**TO DO**. Take every line where the string "screenshot" appears and copy it.

[Figure contents as structured data]
---*---
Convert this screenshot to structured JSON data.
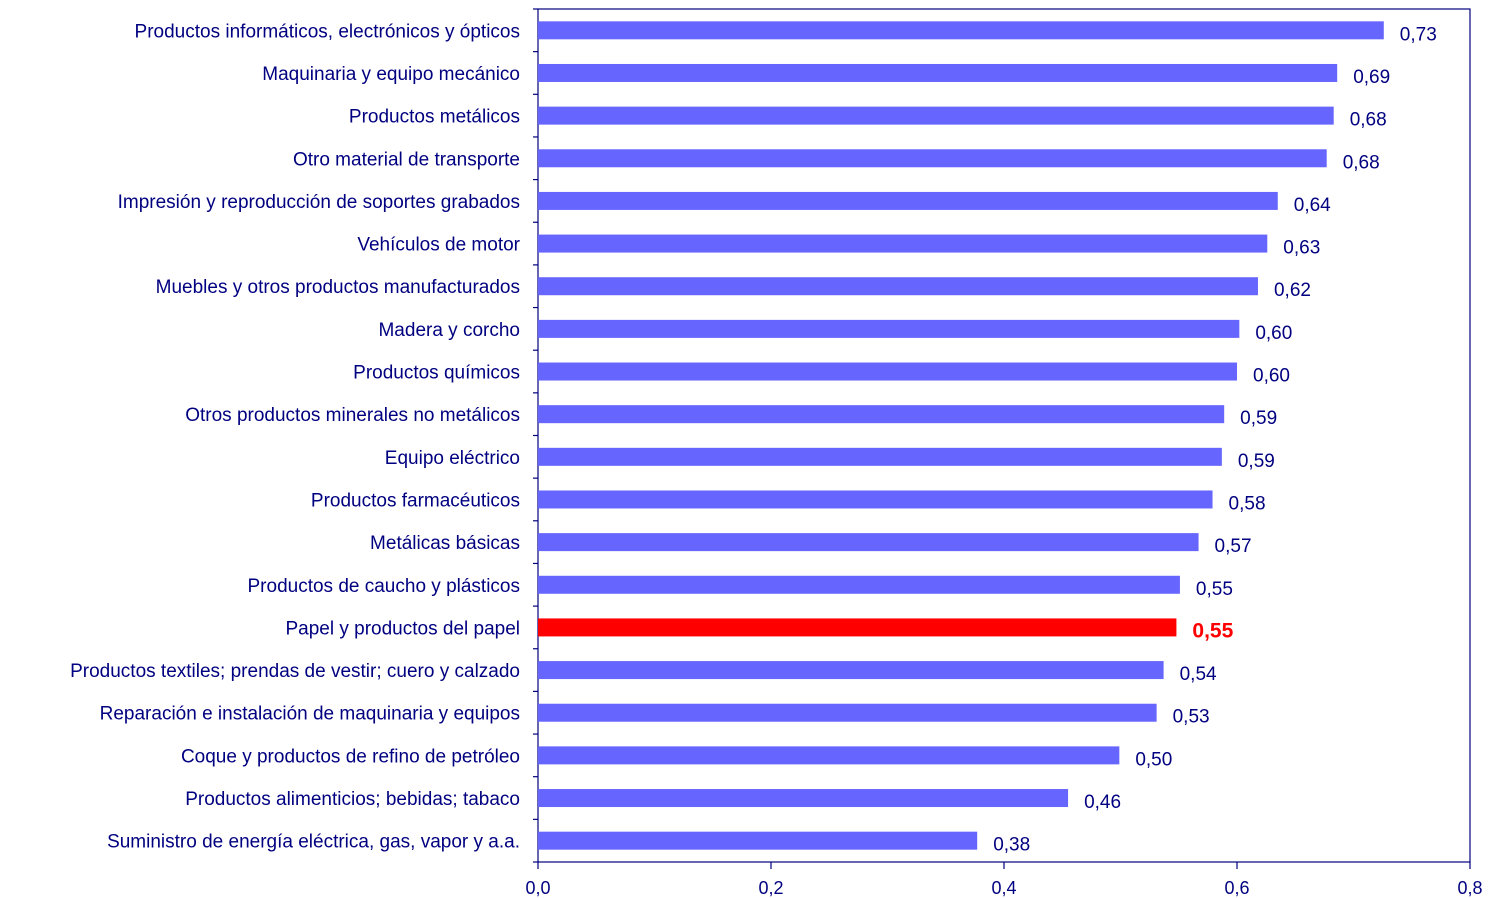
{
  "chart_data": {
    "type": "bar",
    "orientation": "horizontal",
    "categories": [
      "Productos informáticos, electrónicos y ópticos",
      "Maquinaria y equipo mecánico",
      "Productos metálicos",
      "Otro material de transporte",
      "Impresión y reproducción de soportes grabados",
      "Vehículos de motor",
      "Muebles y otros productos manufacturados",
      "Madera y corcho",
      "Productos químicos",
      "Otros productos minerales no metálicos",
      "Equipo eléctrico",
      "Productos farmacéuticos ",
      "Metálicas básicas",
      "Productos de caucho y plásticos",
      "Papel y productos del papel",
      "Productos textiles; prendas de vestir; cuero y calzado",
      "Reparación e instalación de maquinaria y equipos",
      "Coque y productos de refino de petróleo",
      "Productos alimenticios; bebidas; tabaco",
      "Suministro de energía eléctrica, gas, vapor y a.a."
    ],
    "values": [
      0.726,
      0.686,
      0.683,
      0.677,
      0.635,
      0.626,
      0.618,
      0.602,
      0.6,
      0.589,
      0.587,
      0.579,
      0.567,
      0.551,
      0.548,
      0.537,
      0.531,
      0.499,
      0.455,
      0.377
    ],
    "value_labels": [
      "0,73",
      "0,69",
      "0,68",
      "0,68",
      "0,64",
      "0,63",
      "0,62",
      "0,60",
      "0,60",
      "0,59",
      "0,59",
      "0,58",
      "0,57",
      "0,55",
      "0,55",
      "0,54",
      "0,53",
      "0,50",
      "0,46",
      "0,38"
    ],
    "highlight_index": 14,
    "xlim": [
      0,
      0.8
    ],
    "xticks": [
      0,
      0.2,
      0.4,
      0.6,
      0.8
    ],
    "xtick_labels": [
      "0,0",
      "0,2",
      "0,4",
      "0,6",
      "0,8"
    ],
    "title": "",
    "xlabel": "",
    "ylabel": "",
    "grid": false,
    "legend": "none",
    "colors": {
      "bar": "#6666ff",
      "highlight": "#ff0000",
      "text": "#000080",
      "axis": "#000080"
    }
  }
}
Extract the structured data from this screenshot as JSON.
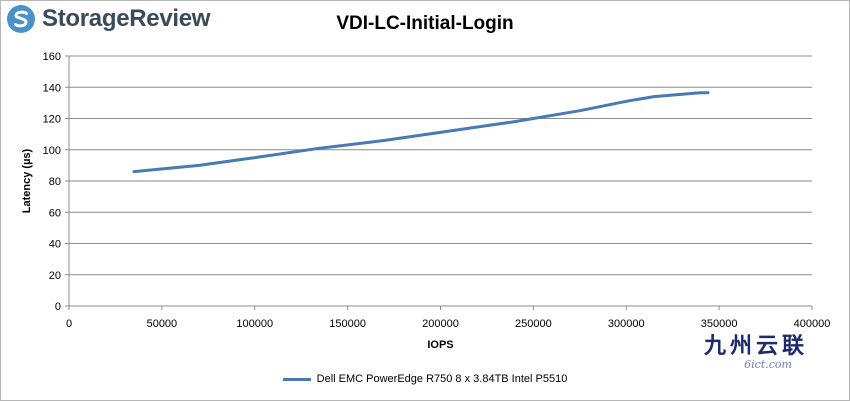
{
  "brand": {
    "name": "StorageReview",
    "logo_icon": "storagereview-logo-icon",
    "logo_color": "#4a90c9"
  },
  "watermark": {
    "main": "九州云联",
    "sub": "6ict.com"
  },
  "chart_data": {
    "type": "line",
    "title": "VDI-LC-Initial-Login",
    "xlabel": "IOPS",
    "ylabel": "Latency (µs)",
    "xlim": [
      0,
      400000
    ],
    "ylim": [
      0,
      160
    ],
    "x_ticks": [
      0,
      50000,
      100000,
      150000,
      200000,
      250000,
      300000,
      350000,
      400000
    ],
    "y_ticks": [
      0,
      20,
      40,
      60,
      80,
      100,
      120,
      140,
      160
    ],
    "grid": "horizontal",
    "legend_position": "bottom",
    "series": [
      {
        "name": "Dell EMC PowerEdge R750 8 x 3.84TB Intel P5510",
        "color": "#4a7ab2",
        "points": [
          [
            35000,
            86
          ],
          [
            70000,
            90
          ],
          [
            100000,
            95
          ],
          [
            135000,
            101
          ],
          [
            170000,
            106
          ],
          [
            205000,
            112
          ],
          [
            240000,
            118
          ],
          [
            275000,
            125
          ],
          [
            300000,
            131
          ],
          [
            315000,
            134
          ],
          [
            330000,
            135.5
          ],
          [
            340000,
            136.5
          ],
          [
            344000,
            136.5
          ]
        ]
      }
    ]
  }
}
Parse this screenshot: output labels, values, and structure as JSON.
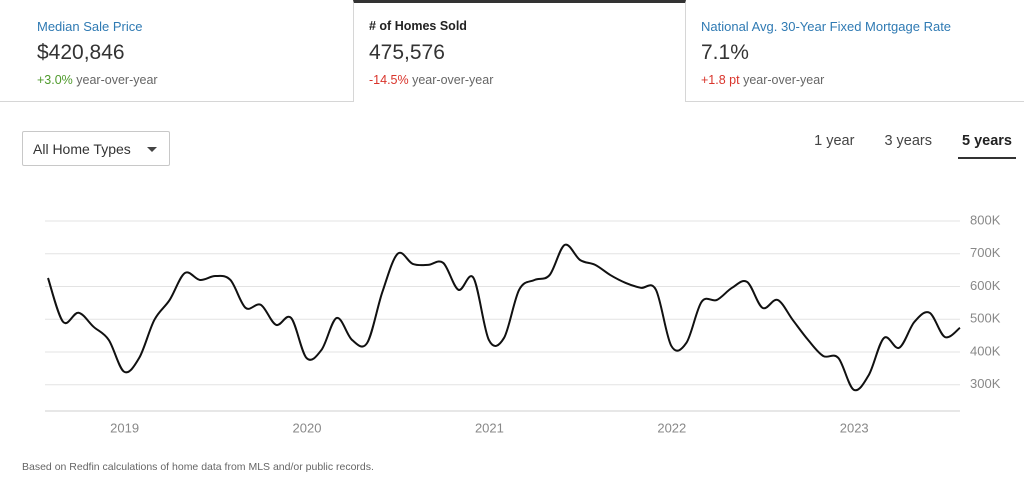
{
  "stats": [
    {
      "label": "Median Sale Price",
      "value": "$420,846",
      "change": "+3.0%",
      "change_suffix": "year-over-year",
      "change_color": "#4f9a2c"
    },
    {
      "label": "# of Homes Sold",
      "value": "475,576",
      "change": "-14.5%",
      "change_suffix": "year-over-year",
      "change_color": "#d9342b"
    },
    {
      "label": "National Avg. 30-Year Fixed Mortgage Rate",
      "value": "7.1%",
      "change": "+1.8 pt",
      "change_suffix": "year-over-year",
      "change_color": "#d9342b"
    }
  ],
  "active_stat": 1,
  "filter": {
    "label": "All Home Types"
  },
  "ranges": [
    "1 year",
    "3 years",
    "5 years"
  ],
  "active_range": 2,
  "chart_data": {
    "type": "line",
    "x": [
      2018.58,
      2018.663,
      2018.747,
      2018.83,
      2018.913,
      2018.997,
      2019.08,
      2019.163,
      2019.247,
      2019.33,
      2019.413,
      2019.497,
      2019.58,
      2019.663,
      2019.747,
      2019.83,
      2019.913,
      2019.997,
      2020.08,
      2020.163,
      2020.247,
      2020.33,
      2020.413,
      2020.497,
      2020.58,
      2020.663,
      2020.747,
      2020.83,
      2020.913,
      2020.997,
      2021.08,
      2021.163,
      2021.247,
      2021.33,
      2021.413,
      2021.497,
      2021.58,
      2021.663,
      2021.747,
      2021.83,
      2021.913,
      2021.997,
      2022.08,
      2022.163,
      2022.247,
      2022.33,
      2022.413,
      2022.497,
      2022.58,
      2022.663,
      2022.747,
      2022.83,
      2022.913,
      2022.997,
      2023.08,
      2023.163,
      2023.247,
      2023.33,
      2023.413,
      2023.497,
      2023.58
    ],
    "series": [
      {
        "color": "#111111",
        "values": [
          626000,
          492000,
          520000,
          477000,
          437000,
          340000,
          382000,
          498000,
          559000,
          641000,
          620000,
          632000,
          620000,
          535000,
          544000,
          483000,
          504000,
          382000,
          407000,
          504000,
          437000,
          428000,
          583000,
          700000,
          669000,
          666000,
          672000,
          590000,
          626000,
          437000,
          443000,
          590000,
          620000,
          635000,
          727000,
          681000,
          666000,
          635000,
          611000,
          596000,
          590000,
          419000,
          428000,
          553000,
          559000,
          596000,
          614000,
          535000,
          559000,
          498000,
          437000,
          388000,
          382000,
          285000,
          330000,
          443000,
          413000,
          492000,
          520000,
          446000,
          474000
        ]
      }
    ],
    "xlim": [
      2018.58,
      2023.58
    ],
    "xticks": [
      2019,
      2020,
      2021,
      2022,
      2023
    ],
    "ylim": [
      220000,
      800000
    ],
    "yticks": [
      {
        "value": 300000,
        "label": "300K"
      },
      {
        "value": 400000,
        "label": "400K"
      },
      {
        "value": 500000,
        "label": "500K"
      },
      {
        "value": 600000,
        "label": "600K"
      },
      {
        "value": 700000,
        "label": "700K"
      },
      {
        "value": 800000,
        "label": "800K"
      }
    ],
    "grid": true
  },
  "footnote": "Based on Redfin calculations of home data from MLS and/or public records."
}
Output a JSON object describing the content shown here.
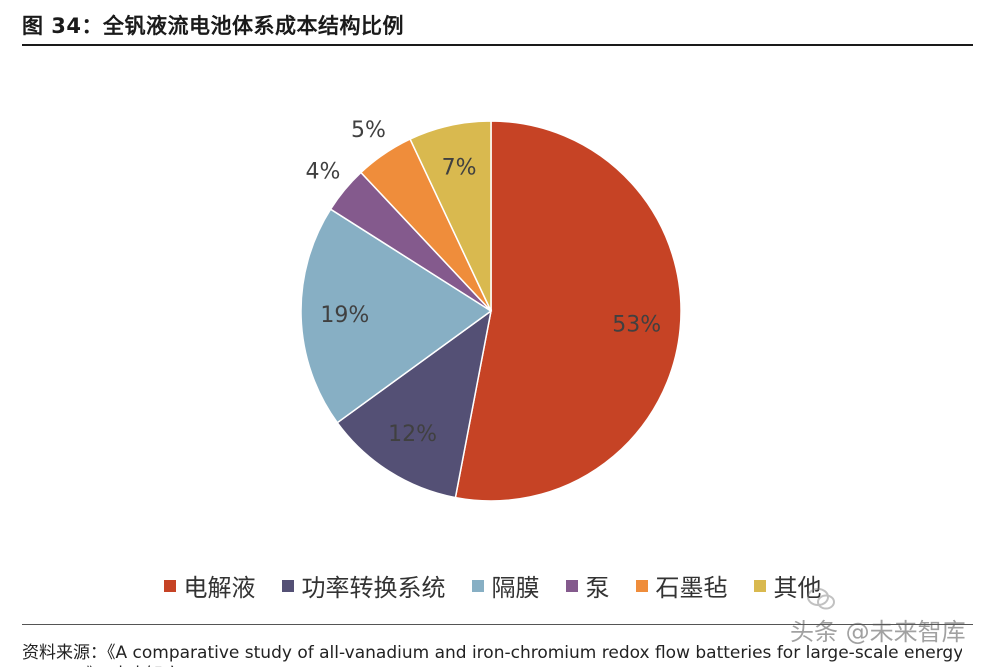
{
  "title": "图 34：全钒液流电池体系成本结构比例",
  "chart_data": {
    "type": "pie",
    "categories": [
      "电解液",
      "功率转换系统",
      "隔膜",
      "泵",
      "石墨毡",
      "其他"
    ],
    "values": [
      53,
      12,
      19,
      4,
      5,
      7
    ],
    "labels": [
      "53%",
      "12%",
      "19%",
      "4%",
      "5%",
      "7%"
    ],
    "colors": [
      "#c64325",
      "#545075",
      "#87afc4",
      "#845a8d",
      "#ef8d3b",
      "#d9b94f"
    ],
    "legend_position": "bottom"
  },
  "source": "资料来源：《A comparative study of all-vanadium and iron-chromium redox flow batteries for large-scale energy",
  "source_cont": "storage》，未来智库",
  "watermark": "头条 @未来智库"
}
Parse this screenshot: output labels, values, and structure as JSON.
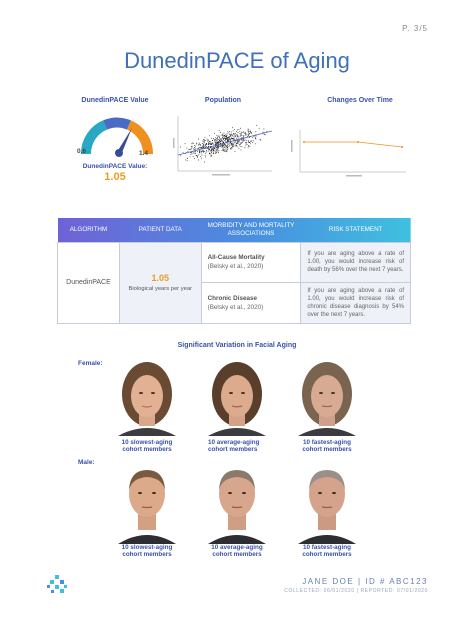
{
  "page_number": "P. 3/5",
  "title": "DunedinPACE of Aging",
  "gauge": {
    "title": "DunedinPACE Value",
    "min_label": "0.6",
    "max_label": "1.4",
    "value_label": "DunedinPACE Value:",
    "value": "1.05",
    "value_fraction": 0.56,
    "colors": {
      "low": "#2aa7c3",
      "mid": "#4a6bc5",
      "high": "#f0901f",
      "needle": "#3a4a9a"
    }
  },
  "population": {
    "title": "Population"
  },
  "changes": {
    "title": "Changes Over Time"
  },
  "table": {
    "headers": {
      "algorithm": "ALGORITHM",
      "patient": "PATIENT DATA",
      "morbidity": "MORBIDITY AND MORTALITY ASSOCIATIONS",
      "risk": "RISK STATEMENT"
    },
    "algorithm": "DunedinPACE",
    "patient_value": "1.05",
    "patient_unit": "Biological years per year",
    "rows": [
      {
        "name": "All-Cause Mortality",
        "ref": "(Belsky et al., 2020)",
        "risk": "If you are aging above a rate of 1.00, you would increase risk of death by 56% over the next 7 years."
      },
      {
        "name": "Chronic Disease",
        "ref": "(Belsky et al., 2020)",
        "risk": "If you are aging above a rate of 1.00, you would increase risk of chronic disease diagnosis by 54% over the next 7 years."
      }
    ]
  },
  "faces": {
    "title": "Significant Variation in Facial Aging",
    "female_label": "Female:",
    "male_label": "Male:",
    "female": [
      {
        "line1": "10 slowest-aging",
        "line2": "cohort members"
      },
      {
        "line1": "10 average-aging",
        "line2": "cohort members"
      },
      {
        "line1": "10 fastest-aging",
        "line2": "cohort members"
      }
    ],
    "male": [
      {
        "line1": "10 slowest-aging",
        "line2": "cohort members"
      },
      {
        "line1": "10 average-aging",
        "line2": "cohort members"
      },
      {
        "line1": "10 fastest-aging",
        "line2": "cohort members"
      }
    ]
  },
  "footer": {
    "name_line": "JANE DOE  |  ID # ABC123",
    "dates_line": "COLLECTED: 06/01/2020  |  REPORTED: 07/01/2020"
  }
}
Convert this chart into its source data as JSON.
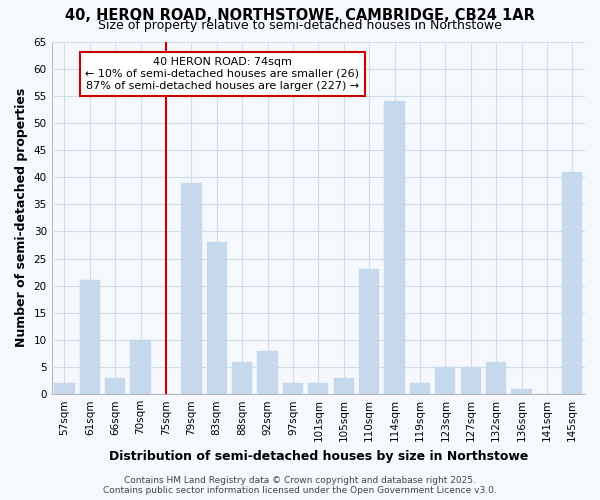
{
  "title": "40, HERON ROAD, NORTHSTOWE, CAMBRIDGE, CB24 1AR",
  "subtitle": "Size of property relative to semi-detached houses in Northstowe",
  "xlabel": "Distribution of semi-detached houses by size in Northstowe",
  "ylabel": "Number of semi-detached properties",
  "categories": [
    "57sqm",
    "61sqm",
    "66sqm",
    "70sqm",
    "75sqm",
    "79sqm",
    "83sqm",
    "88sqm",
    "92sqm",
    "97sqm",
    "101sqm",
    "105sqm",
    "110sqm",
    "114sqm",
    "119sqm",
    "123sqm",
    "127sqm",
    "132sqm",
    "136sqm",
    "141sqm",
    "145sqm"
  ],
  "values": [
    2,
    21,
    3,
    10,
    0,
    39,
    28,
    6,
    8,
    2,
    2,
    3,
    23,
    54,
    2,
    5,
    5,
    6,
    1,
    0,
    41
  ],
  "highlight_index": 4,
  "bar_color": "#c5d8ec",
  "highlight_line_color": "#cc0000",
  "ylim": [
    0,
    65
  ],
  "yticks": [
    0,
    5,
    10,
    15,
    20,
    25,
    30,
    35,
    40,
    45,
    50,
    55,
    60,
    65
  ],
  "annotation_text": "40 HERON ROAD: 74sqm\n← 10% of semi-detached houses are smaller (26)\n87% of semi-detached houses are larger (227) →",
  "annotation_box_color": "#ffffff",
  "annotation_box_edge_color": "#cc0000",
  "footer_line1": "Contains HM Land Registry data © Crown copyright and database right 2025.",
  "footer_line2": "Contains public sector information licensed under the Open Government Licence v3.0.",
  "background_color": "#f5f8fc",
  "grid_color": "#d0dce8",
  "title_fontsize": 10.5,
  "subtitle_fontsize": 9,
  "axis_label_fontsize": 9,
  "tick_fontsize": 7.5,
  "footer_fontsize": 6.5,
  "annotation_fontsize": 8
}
---*---
**TASK ANSWER**.
Convert this screenshot to structured JSON data.
Extract the structured data from this screenshot as JSON.
Parse this screenshot: output labels, values, and structure as JSON.
Parse this screenshot: output labels, values, and structure as JSON.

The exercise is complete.